▶ INPUT FOR THIS TASK:
'''
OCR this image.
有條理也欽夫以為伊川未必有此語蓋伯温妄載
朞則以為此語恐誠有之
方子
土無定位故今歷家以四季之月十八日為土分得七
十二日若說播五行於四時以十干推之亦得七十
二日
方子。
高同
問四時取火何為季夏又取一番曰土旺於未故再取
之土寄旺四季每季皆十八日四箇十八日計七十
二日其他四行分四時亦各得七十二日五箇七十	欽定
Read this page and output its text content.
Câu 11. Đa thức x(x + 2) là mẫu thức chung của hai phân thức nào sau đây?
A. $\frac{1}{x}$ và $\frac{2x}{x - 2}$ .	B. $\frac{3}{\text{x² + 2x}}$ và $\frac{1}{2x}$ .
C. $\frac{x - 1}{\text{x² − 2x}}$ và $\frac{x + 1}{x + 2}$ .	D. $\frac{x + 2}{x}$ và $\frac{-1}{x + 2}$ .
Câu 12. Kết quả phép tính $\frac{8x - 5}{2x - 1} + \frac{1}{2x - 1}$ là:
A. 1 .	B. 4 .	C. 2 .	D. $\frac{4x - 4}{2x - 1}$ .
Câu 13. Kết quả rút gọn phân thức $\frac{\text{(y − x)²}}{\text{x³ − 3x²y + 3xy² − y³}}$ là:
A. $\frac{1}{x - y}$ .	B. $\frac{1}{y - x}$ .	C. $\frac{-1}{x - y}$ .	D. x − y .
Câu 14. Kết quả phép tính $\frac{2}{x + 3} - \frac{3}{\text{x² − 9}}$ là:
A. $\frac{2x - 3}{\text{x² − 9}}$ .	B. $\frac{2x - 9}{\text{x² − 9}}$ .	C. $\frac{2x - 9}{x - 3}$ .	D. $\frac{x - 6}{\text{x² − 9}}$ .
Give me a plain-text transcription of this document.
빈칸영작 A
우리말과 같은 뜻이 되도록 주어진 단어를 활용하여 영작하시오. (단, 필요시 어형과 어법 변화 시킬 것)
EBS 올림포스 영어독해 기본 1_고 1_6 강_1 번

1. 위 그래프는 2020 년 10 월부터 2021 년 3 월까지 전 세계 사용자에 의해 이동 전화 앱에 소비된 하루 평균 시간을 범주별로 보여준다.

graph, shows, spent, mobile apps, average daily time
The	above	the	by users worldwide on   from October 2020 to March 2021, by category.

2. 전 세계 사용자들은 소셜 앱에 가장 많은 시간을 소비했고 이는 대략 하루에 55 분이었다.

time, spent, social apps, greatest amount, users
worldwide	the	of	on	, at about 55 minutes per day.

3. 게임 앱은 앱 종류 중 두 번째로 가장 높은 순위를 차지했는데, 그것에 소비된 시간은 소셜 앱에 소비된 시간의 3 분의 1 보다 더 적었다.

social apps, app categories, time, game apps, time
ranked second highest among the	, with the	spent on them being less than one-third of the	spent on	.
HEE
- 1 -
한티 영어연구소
'''
▶ TASK STATEMENT:
Repeat the material from above exactly, word for word.

▶ SOLUTION BELOW:
OCR this image.
有條理也欽夫以為伊川未必有此語蓋伯温妄載
朞則以為此語恐誠有之
方子
土無定位故今歷家以四季之月十八日為土分得七
十二日若說播五行於四時以十干推之亦得七十
二日
方子。
高同
問四時取火何為季夏又取一番曰土旺於未故再取
之土寄旺四季每季皆十八日四箇十八日計七十
二日其他四行分四時亦各得七十二日五箇七十	欽定
Read this page and output its text content.
Câu 11. Đa thức x(x + 2) là mẫu thức chung của hai phân thức nào sau đây?
A. $\frac{1}{x}$ và $\frac{2x}{x - 2}$ .	B. $\frac{3}{\text{x² + 2x}}$ và $\frac{1}{2x}$ .
C. $\frac{x - 1}{\text{x² − 2x}}$ và $\frac{x + 1}{x + 2}$ .	D. $\frac{x + 2}{x}$ và $\frac{-1}{x + 2}$ .
Câu 12. Kết quả phép tính $\frac{8x - 5}{2x - 1} + \frac{1}{2x - 1}$ là:
A. 1 .	B. 4 .	C. 2 .	D. $\frac{4x - 4}{2x - 1}$ .
Câu 13. Kết quả rút gọn phân thức $\frac{\text{(y − x)²}}{\text{x³ − 3x²y + 3xy² − y³}}$ là:
A. $\frac{1}{x - y}$ .	B. $\frac{1}{y - x}$ .	C. $\frac{-1}{x - y}$ .	D. x − y .
Câu 14. Kết quả phép tính $\frac{2}{x + 3} - \frac{3}{\text{x² − 9}}$ là:
A. $\frac{2x - 3}{\text{x² − 9}}$ .	B. $\frac{2x - 9}{\text{x² − 9}}$ .	C. $\frac{2x - 9}{x - 3}$ .	D. $\frac{x - 6}{\text{x² − 9}}$ .
Give me a plain-text transcription of this document.
빈칸영작 A
우리말과 같은 뜻이 되도록 주어진 단어를 활용하여 영작하시오. (단, 필요시 어형과 어법 변화 시킬 것)
EBS 올림포스 영어독해 기본 1_고 1_6 강_1 번

1. 위 그래프는 2020 년 10 월부터 2021 년 3 월까지 전 세계 사용자에 의해 이동 전화 앱에 소비된 하루 평균 시간을 범주별로 보여준다.

graph, shows, spent, mobile apps, average daily time
The	above	the	by users worldwide on   from October 2020 to March 2021, by category.

2. 전 세계 사용자들은 소셜 앱에 가장 많은 시간을 소비했고 이는 대략 하루에 55 분이었다.

time, spent, social apps, greatest amount, users
worldwide	the	of	on	, at about 55 minutes per day.

3. 게임 앱은 앱 종류 중 두 번째로 가장 높은 순위를 차지했는데, 그것에 소비된 시간은 소셜 앱에 소비된 시간의 3 분의 1 보다 더 적었다.

social apps, app categories, time, game apps, time
ranked second highest among the	, with the	spent on them being less than one-third of the	spent on	.
HEE
- 1 -
한티 영어연구소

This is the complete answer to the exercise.